** BEGIN TASK MATERIAL **

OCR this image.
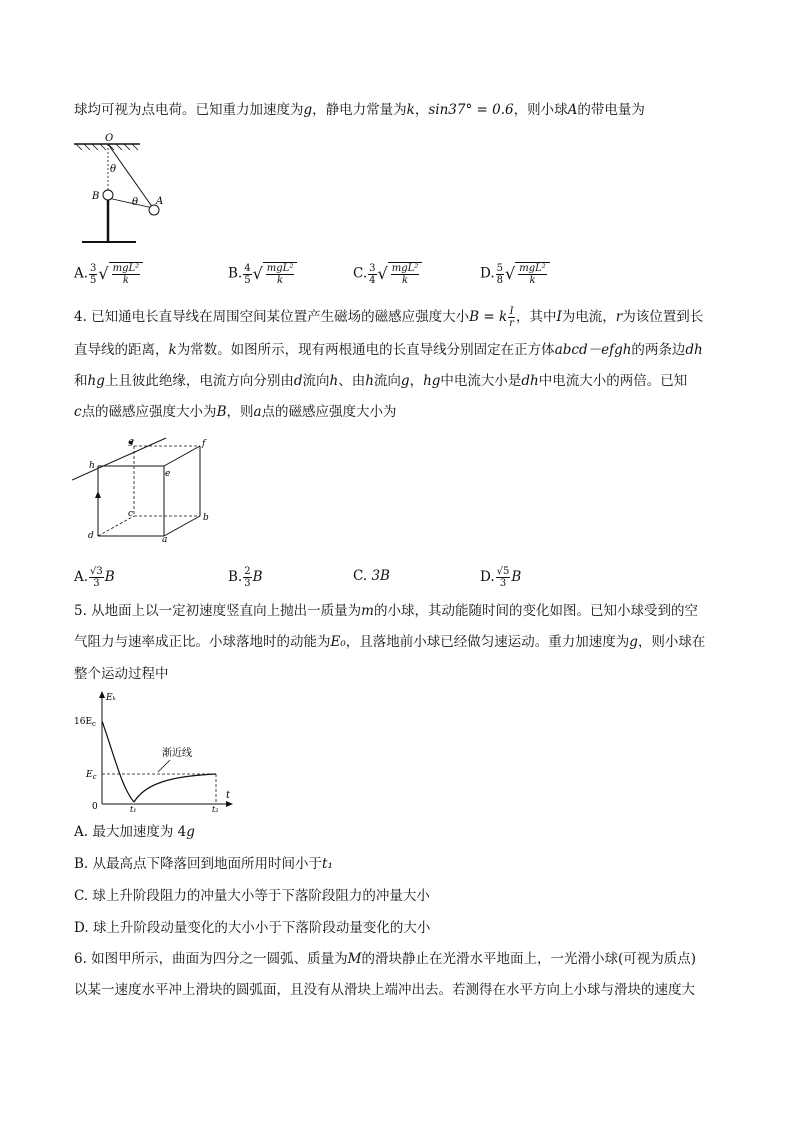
球均可视为点电荷。已知重力加速度为g，静电力常量为k，sin37° = 0.6，则小球A的带电量为
O
B	A
θ
θ
A. $\frac{3}{5}$ √ $\frac{\text{mgL²}}{k}$	B. $\frac{4}{5}$ √ $\frac{\text{mgL²}}{k}$	C. $\frac{3}{4}$ √ $\frac{\text{mgL²}}{k}$	D. $\frac{5}{8}$ √ $\frac{\text{mgL²}}{k}$
4. 已知通电长直导线在周围空间某位置产生磁场的磁感应强度大小B = k $\frac{I}{r}$ ，其中I为电流，r为该位置到长
直导线的距离，k为常数。如图所示，现有两根通电的长直导线分别固定在正方体abcd－efgh的两条边dh
和hg上且彼此绝缘，电流方向分别由d流向h、由h流向g，hg中电流大小是dh中电流大小的两倍。已知
c点的磁感应强度大小为B，则a点的磁感应强度大小为
a
b
c
d
e
f
g
h
A. $\frac{√3}{3}$ B	B. $\frac{2}{3}$ B	C. 3B	D. $\frac{√5}{3}$ B
5. 从地面上以一定初速度竖直向上抛出一质量为m的小球，其动能随时间的变化如图。已知小球受到的空
气阻力与速率成正比。小球落地时的动能为E₀，且落地前小球已经做匀速运动。重力加速度为g，则小球在
整个运动过程中
Eₖ
$16E_c$
$E_c$
0	t₁	t₂
t
渐近线
A. 最大加速度为 4g
B. 从最高点下降落回到地面所用时间小于t₁
C. 球上升阶段阻力的冲量大小等于下落阶段阻力的冲量大小
D. 球上升阶段动量变化的大小小于下落阶段动量变化的大小
6. 如图甲所示，曲面为四分之一圆弧、质量为M的滑块静止在光滑水平地面上，一光滑小球(可视为质点)
以某一速度水平冲上滑块的圆弧面，且没有从滑块上端冲出去。若测得在水平方向上小球与滑块的速度大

** END TASK MATERIAL **

• SET TASK
Pictures are excluded; repeat every record exactly.

• SOLUTION TO THIS EXERCISE
OCR this image.
球均可视为点电荷。已知重力加速度为g，静电力常量为k，sin37° = 0.6，则小球A的带电量为
O
B	A
θ
θ
A. $\frac{3}{5}$ √ $\frac{\text{mgL²}}{k}$	B. $\frac{4}{5}$ √ $\frac{\text{mgL²}}{k}$	C. $\frac{3}{4}$ √ $\frac{\text{mgL²}}{k}$	D. $\frac{5}{8}$ √ $\frac{\text{mgL²}}{k}$
4. 已知通电长直导线在周围空间某位置产生磁场的磁感应强度大小B = k $\frac{I}{r}$ ，其中I为电流，r为该位置到长
直导线的距离，k为常数。如图所示，现有两根通电的长直导线分别固定在正方体abcd－efgh的两条边dh
和hg上且彼此绝缘，电流方向分别由d流向h、由h流向g，hg中电流大小是dh中电流大小的两倍。已知
c点的磁感应强度大小为B，则a点的磁感应强度大小为
a
b
c
d
e
f
g
h
A. $\frac{√3}{3}$ B	B. $\frac{2}{3}$ B	C. 3B	D. $\frac{√5}{3}$ B
5. 从地面上以一定初速度竖直向上抛出一质量为m的小球，其动能随时间的变化如图。已知小球受到的空
气阻力与速率成正比。小球落地时的动能为E₀，且落地前小球已经做匀速运动。重力加速度为g，则小球在
整个运动过程中
Eₖ
$16E_c$
$E_c$
0	t₁	t₂
t
渐近线
A. 最大加速度为 4g
B. 从最高点下降落回到地面所用时间小于t₁
C. 球上升阶段阻力的冲量大小等于下落阶段阻力的冲量大小
D. 球上升阶段动量变化的大小小于下落阶段动量变化的大小
6. 如图甲所示，曲面为四分之一圆弧、质量为M的滑块静止在光滑水平地面上，一光滑小球(可视为质点)
以某一速度水平冲上滑块的圆弧面，且没有从滑块上端冲出去。若测得在水平方向上小球与滑块的速度大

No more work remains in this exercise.